_EXERCISE OBJECTIVE:_ Pull each line holding "уроку" out of the entries below.

_DATA FOR THIS TASK:_
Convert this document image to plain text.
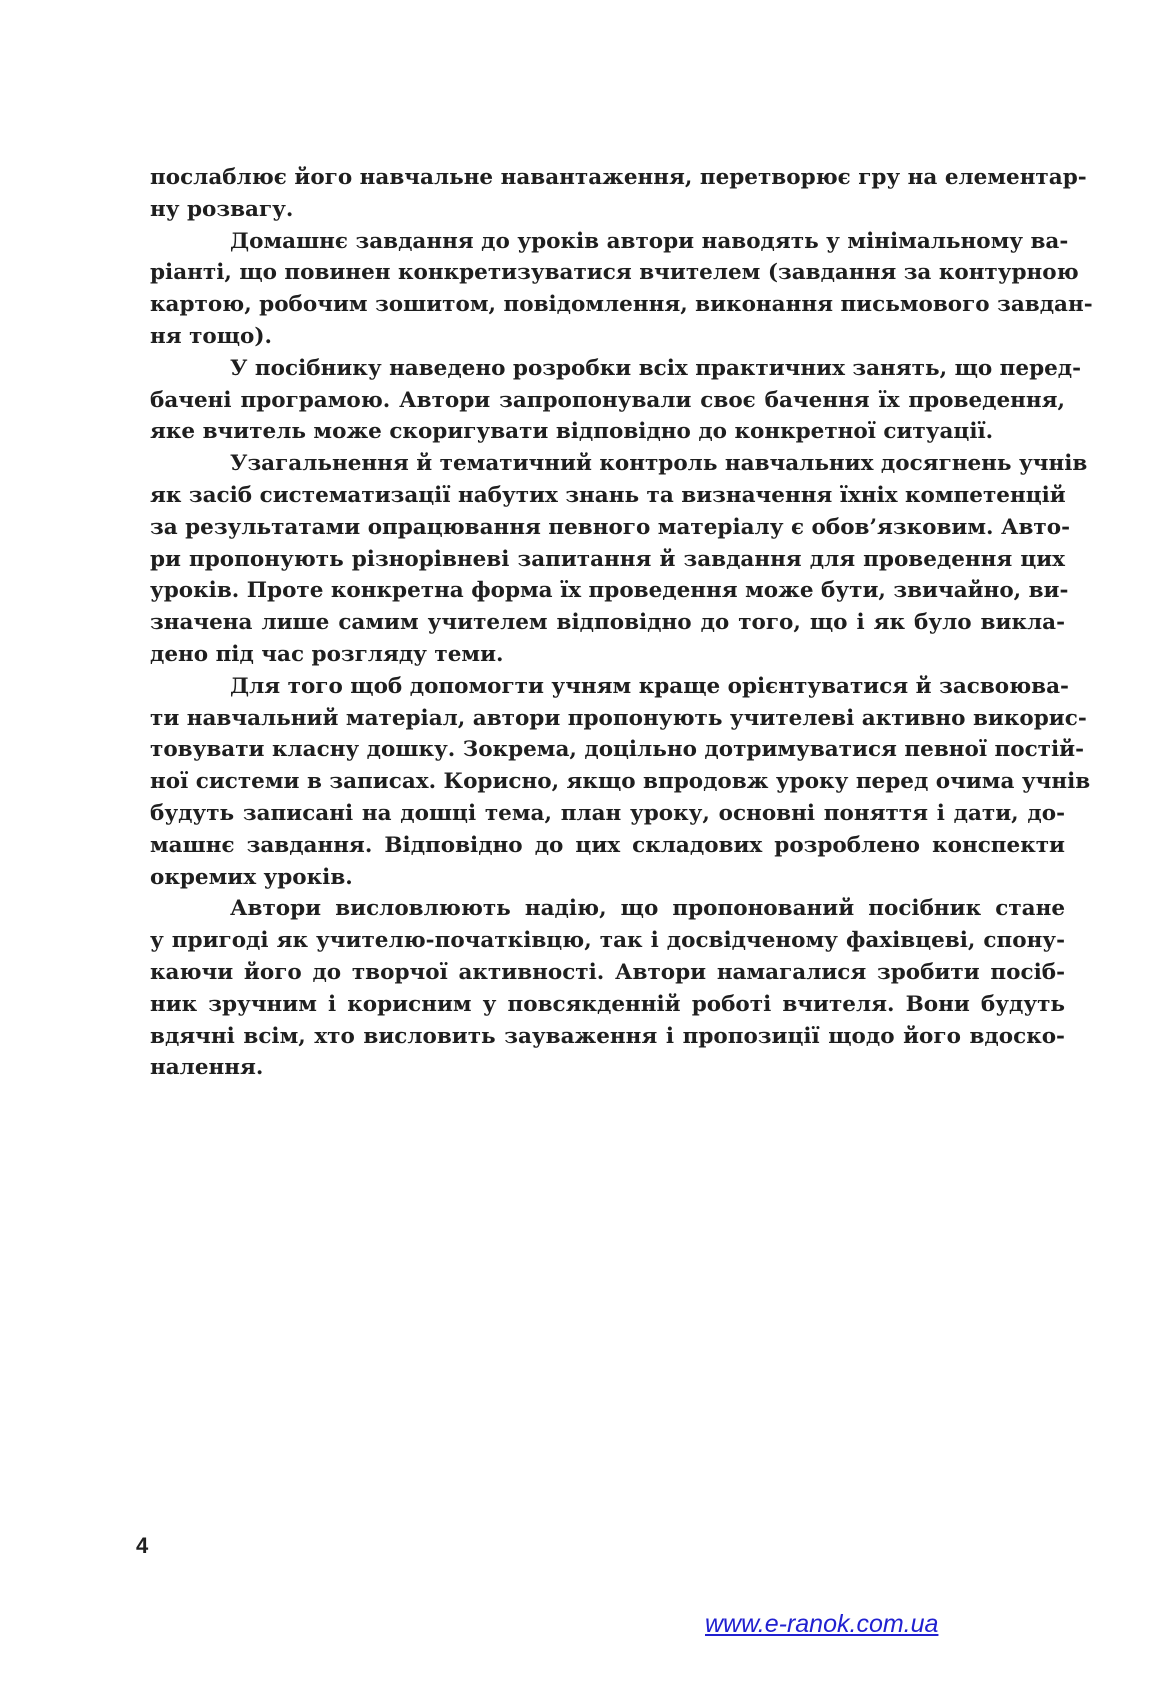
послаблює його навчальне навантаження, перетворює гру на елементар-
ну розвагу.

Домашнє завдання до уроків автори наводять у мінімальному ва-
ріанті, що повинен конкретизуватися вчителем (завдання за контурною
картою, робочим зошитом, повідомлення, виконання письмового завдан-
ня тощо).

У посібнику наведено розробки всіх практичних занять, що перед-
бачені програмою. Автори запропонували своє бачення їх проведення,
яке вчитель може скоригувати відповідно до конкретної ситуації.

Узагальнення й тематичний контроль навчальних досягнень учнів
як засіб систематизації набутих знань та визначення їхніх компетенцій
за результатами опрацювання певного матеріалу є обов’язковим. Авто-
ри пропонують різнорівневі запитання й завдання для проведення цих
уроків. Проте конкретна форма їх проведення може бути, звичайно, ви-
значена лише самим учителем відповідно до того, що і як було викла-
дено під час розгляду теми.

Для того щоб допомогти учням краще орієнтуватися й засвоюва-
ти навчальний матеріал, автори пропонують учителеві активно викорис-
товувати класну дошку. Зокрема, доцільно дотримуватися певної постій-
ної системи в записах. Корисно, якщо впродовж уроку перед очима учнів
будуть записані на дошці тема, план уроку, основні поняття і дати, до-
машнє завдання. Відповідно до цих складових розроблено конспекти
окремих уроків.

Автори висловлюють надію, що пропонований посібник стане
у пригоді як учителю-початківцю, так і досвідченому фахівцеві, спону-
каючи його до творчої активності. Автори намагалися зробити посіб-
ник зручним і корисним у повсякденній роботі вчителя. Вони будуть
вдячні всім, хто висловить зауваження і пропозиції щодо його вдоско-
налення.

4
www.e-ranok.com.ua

* * *

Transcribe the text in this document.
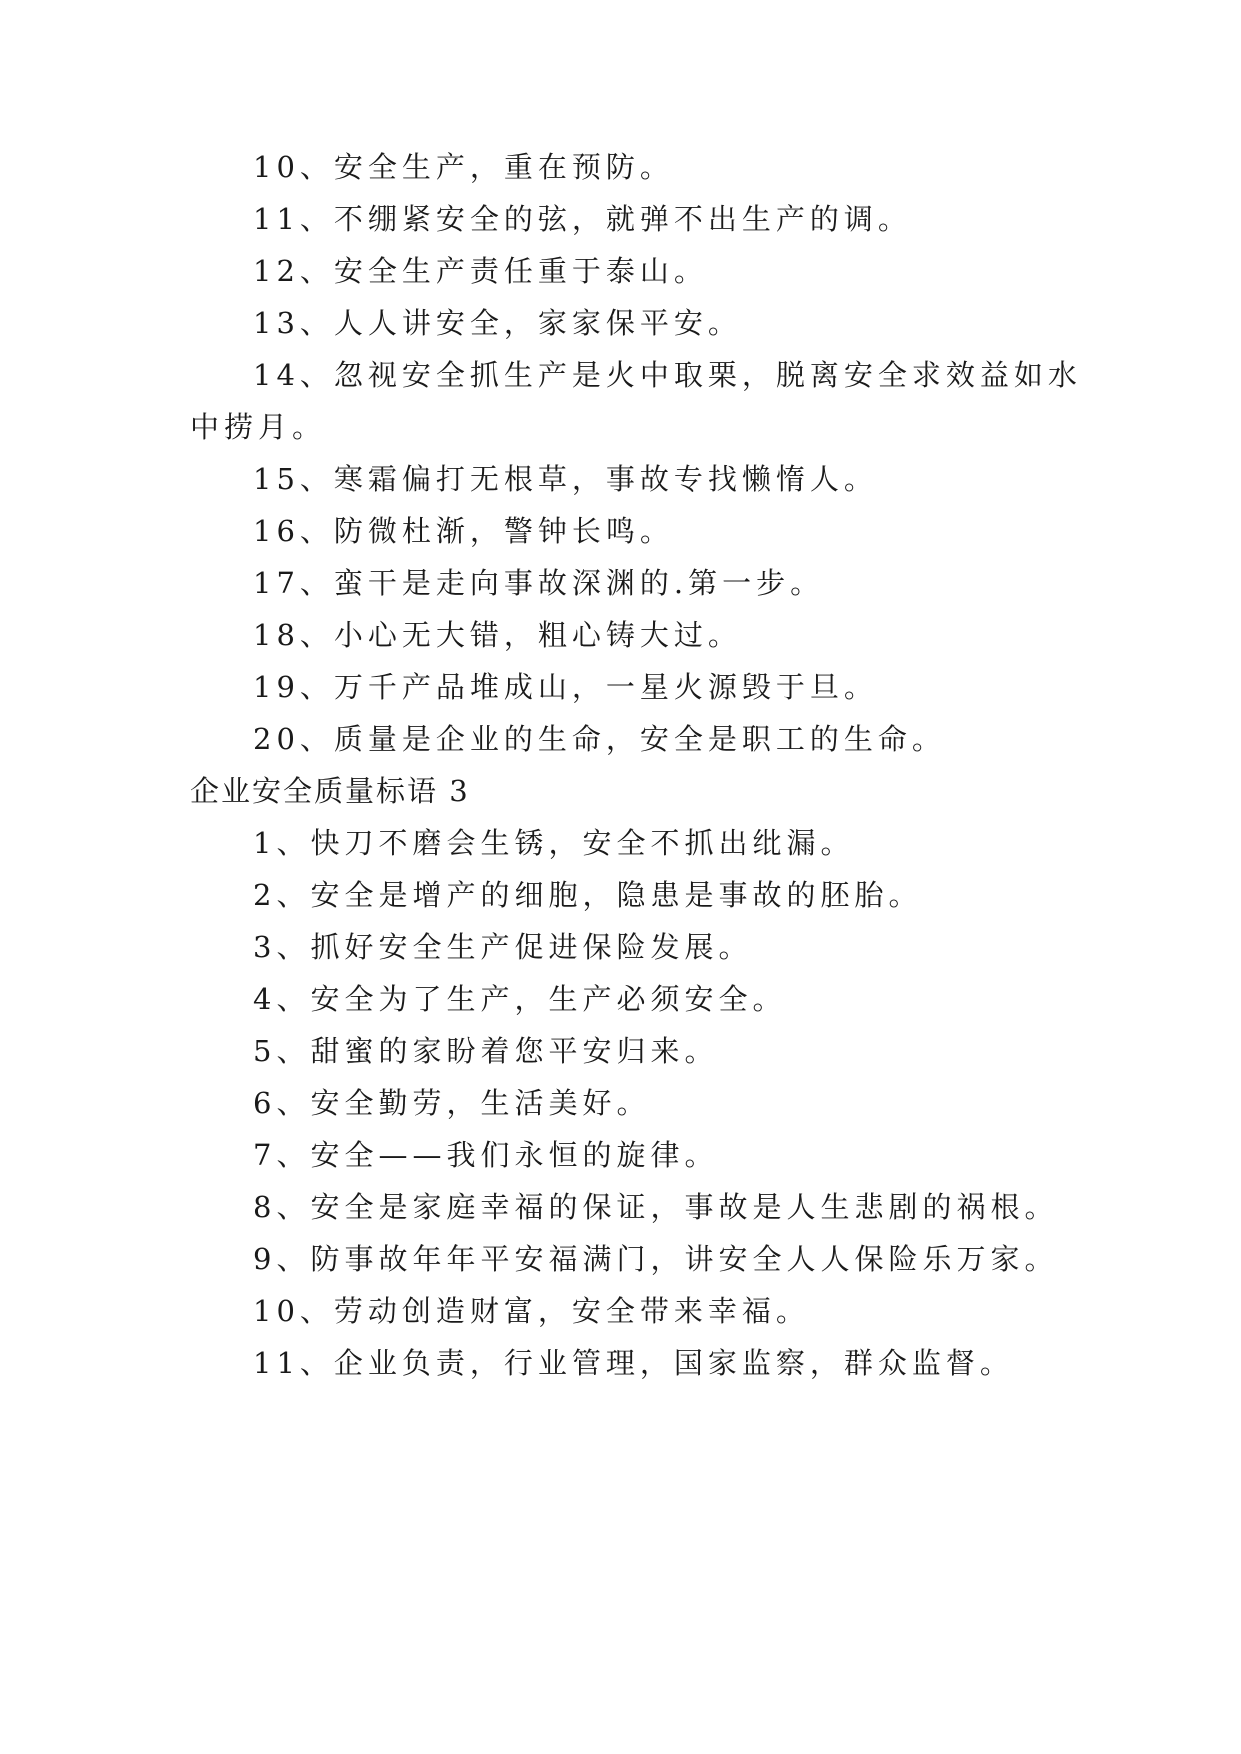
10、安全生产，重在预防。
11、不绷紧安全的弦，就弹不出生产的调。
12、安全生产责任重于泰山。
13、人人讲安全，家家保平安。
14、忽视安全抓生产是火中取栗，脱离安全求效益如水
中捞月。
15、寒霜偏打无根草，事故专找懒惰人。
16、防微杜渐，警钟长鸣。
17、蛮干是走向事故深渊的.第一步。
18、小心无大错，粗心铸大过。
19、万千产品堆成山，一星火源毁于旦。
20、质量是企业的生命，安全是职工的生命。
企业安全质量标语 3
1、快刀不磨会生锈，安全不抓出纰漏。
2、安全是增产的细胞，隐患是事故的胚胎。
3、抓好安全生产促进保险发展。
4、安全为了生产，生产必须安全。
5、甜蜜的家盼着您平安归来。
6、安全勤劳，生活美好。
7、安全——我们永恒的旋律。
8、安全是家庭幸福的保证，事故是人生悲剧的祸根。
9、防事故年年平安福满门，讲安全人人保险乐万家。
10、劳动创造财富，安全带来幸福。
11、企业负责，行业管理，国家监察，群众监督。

_RESULT OF THE EXERCISE:_
ної системи в записах. Корисно, якщо впродовж уроку перед очима учнів
будуть записані на дошці тема, план уроку, основні поняття і дати, до-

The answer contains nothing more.